Select all lines with the string "normativa" in them, and copy those lines.

### Given records
----

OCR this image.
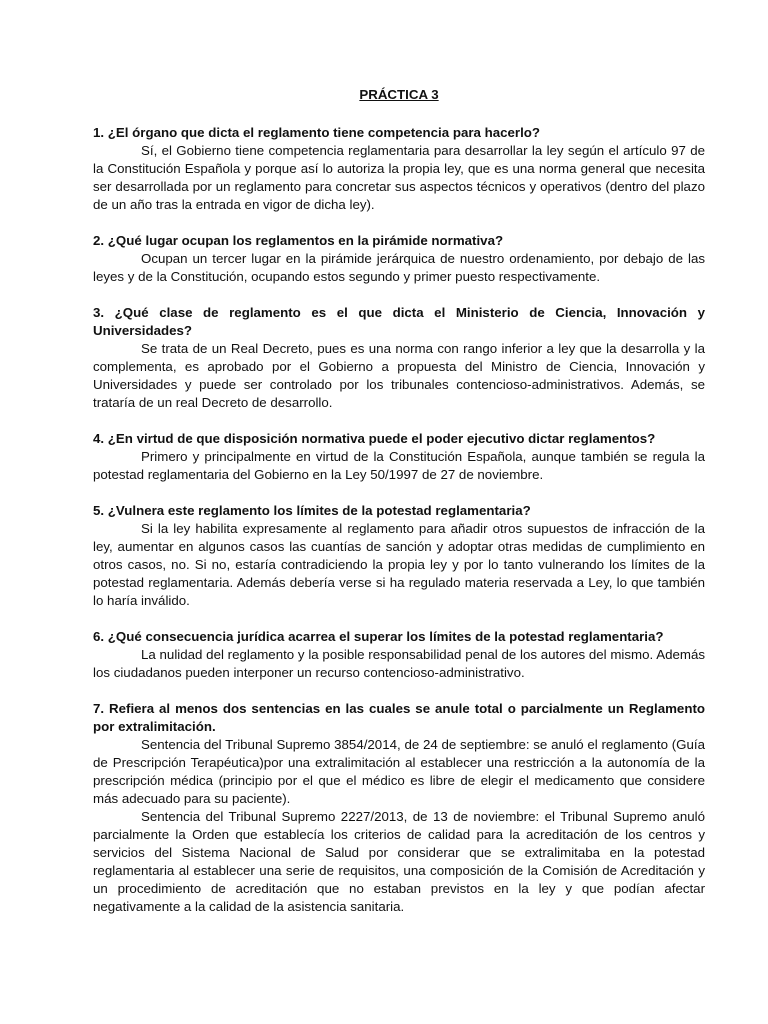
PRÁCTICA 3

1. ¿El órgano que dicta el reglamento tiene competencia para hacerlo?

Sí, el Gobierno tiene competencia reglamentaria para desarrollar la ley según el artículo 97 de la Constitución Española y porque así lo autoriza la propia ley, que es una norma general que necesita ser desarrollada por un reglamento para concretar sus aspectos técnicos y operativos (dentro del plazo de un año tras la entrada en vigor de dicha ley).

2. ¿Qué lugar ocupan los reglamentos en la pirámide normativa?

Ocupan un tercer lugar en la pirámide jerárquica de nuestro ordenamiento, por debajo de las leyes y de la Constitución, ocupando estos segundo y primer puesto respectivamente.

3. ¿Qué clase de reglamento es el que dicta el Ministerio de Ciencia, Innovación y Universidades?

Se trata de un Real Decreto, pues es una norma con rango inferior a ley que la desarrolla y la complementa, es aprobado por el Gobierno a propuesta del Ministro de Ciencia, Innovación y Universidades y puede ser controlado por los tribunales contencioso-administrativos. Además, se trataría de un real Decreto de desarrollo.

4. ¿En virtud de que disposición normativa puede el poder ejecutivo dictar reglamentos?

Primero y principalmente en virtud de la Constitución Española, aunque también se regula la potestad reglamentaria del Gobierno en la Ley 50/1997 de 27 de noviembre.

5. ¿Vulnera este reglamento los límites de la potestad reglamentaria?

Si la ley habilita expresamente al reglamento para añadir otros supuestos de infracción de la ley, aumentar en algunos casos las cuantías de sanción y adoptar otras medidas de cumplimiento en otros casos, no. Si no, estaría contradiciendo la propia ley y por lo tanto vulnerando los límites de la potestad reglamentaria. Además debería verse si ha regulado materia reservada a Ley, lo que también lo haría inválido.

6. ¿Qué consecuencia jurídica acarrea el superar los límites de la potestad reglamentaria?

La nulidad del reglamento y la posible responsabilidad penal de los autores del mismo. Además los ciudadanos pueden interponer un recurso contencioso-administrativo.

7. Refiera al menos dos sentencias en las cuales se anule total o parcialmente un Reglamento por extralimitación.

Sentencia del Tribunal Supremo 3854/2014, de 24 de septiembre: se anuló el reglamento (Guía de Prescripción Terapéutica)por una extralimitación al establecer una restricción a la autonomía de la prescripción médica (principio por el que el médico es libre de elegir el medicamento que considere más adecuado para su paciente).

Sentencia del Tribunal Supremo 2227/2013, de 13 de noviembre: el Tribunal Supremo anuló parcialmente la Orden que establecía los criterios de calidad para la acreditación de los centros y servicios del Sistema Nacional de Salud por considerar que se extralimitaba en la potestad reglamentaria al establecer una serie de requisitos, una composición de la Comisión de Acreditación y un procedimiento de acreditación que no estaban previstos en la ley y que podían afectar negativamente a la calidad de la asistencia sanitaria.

----

### The result
2. ¿Qué lugar ocupan los reglamentos en la pirámide normativa?
4. ¿En virtud de que disposición normativa puede el poder ejecutivo dictar reglamentos?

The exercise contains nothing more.